-- start DATA EXTRACT --
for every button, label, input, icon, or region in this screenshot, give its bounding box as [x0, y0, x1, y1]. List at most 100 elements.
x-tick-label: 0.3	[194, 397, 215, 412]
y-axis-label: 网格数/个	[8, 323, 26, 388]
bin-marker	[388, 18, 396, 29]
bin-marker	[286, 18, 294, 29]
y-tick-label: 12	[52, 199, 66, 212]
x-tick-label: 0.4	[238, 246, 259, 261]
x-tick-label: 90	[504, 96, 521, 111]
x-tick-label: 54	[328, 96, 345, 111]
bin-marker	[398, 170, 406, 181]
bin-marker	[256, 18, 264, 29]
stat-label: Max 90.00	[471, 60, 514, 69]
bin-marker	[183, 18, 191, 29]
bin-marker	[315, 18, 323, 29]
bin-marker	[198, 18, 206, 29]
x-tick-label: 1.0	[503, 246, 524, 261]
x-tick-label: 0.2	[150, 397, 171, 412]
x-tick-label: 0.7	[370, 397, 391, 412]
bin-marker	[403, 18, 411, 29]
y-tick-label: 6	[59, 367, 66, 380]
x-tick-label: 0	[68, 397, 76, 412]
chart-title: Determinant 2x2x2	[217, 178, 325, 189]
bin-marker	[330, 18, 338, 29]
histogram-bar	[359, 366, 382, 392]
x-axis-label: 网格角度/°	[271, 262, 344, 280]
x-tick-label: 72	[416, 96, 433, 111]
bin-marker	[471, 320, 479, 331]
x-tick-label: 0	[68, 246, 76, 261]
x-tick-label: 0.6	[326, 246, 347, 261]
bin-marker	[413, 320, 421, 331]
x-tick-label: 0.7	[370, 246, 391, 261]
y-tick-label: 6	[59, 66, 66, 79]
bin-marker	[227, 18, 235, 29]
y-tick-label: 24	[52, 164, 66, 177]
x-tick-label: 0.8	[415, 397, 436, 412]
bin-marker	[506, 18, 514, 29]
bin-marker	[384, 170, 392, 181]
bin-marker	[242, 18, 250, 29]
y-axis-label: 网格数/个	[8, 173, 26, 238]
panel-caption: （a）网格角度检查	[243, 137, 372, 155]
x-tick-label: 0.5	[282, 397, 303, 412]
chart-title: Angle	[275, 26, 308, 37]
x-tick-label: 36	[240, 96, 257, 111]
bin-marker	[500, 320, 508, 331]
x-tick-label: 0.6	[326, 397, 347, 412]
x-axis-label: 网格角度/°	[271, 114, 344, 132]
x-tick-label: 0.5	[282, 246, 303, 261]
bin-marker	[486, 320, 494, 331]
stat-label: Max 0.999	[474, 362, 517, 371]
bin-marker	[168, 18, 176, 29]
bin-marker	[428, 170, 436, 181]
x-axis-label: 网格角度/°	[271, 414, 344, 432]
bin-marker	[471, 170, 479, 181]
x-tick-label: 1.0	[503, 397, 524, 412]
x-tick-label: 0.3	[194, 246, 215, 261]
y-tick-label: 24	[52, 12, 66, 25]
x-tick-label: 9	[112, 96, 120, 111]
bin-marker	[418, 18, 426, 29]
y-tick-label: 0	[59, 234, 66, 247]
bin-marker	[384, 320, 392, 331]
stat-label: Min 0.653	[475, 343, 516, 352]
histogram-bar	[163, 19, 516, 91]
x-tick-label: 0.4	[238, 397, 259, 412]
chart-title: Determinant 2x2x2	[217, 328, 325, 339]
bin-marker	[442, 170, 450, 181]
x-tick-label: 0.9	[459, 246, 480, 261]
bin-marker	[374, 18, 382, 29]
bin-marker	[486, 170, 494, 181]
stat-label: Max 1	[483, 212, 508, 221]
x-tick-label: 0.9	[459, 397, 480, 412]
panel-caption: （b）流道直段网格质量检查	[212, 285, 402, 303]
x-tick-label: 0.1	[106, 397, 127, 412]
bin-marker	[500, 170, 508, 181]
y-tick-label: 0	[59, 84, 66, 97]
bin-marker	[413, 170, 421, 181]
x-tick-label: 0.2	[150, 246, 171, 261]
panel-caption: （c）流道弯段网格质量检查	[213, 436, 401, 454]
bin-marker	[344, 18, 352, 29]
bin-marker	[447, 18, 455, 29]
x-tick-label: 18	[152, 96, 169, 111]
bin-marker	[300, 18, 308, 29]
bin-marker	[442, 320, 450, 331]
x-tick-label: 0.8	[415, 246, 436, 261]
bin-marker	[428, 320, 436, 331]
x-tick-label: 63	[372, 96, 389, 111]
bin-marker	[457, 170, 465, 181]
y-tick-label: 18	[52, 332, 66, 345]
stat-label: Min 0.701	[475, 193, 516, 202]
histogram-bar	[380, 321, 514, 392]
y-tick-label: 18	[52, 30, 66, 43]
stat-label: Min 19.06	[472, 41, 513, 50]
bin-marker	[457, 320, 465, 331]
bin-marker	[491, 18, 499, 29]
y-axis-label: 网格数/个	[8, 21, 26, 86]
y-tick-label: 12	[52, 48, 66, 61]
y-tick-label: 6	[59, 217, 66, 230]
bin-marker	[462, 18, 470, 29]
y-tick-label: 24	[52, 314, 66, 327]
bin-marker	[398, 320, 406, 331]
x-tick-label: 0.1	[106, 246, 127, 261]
-- end DATA EXTRACT --
Recast every line of the items above as a JSON list of strings, one string per line, leaving out any blank lines.

=== RESULT ===
[
  "for every button, label, input, icon, or region in this screenshot, give its bounding box as [x0, y0, x1, y1]. List at most 100 elements.",
  "x-tick-label: 0.3\t[194, 397, 215, 412]",
  "y-axis-label: 网格数/个\t[8, 323, 26, 388]",
  "bin-marker\t[388, 18, 396, 29]",
  "bin-marker\t[286, 18, 294, 29]",
  "y-tick-label: 12\t[52, 199, 66, 212]",
  "x-tick-label: 0.4\t[238, 246, 259, 261]",
  "x-tick-label: 90\t[504, 96, 521, 111]",
  "x-tick-label: 54\t[328, 96, 345, 111]",
  "bin-marker\t[398, 170, 406, 181]",
  "bin-marker\t[256, 18, 264, 29]",
  "stat-label: Max 90.00\t[471, 60, 514, 69]",
  "bin-marker\t[183, 18, 191, 29]",
  "bin-marker\t[315, 18, 323, 29]",
  "bin-marker\t[198, 18, 206, 29]",
  "x-tick-label: 1.0\t[503, 246, 524, 261]",
  "x-tick-label: 0.2\t[150, 397, 171, 412]",
  "x-tick-label: 0.7\t[370, 397, 391, 412]",
  "bin-marker\t[403, 18, 411, 29]",
  "y-tick-label: 6\t[59, 367, 66, 380]",
  "x-tick-label: 0\t[68, 397, 76, 412]",
  "chart-title: Determinant 2x2x2\t[217, 178, 325, 189]",
  "bin-marker\t[330, 18, 338, 29]",
  "histogram-bar\t[359, 366, 382, 392]",
  "x-axis-label: 网格角度/°\t[271, 262, 344, 280]",
  "x-tick-label: 72\t[416, 96, 433, 111]",
  "bin-marker\t[471, 320, 479, 331]",
  "x-tick-label: 0\t[68, 246, 76, 261]",
  "x-tick-label: 0.6\t[326, 246, 347, 261]",
  "bin-marker\t[413, 320, 421, 331]",
  "x-tick-label: 0.7\t[370, 246, 391, 261]",
  "y-tick-label: 6\t[59, 66, 66, 79]",
  "bin-marker\t[227, 18, 235, 29]",
  "y-tick-label: 24\t[52, 164, 66, 177]",
  "x-tick-label: 0.8\t[415, 397, 436, 412]",
  "bin-marker\t[506, 18, 514, 29]",
  "bin-marker\t[384, 170, 392, 181]",
  "bin-marker\t[242, 18, 250, 29]",
  "y-axis-label: 网格数/个\t[8, 173, 26, 238]",
  "panel-caption: （a）网格角度检查\t[243, 137, 372, 155]",
  "x-tick-label: 0.5\t[282, 397, 303, 412]",
  "chart-title: Angle\t[275, 26, 308, 37]",
  "x-tick-label: 36\t[240, 96, 257, 111]",
  "bin-marker\t[500, 320, 508, 331]",
  "x-tick-label: 0.6\t[326, 397, 347, 412]",
  "x-axis-label: 网格角度/°\t[271, 114, 344, 132]",
  "x-tick-label: 0.5\t[282, 246, 303, 261]",
  "bin-marker\t[486, 320, 494, 331]",
  "stat-label: Max 0.999\t[474, 362, 517, 371]",
  "bin-marker\t[168, 18, 176, 29]",
  "bin-marker\t[428, 170, 436, 181]",
  "x-axis-label: 网格角度/°\t[271, 414, 344, 432]",
  "bin-marker\t[471, 170, 479, 181]",
  "x-tick-label: 1.0\t[503, 397, 524, 412]",
  "x-tick-label: 0.3\t[194, 246, 215, 261]",
  "y-tick-label: 24\t[52, 12, 66, 25]",
  "x-tick-label: 9\t[112, 96, 120, 111]",
  "bin-marker\t[418, 18, 426, 29]",
  "y-tick-label: 0\t[59, 234, 66, 247]",
  "bin-marker\t[384, 320, 392, 331]",
  "stat-label: Min 0.653\t[475, 343, 516, 352]",
  "histogram-bar\t[163, 19, 516, 91]",
  "x-tick-label: 0.4\t[238, 397, 259, 412]",
  "chart-title: Determinant 2x2x2\t[217, 328, 325, 339]",
  "bin-marker\t[442, 170, 450, 181]",
  "x-tick-label: 0.9\t[459, 246, 480, 261]",
  "bin-marker\t[374, 18, 382, 29]",
  "bin-marker\t[486, 170, 494, 181]",
  "stat-label: Max 1\t[483, 212, 508, 221]",
  "x-tick-label: 0.9\t[459, 397, 480, 412]",
  "panel-caption: （b）流道直段网格质量检查\t[212, 285, 402, 303]",
  "x-tick-label: 0.1\t[106, 397, 127, 412]",
  "bin-marker\t[500, 170, 508, 181]",
  "y-tick-label: 0\t[59, 84, 66, 97]",
  "bin-marker\t[413, 170, 421, 181]",
  "x-tick-label: 0.2\t[150, 246, 171, 261]",
  "panel-caption: （c）流道弯段网格质量检查\t[213, 436, 401, 454]",
  "bin-marker\t[344, 18, 352, 29]",
  "bin-marker\t[447, 18, 455, 29]",
  "x-tick-label: 18\t[152, 96, 169, 111]",
  "bin-marker\t[300, 18, 308, 29]",
  "bin-marker\t[442, 320, 450, 331]",
  "x-tick-label: 0.8\t[415, 246, 436, 261]",
  "bin-marker\t[428, 320, 436, 331]",
  "x-tick-label: 63\t[372, 96, 389, 111]",
  "bin-marker\t[457, 170, 465, 181]",
  "y-tick-label: 18\t[52, 332, 66, 345]",
  "stat-label: Min 0.701\t[475, 193, 516, 202]",
  "histogram-bar\t[380, 321, 514, 392]",
  "y-tick-label: 18\t[52, 30, 66, 43]",
  "stat-label: Min 19.06\t[472, 41, 513, 50]",
  "bin-marker\t[457, 320, 465, 331]",
  "bin-marker\t[491, 18, 499, 29]",
  "y-axis-label: 网格数/个\t[8, 21, 26, 86]",
  "y-tick-label: 12\t[52, 48, 66, 61]",
  "y-tick-label: 6\t[59, 217, 66, 230]",
  "bin-marker\t[462, 18, 470, 29]",
  "y-tick-label: 24\t[52, 314, 66, 327]",
  "bin-marker\t[398, 320, 406, 331]",
  "x-tick-label: 0.1\t[106, 246, 127, 261]"
]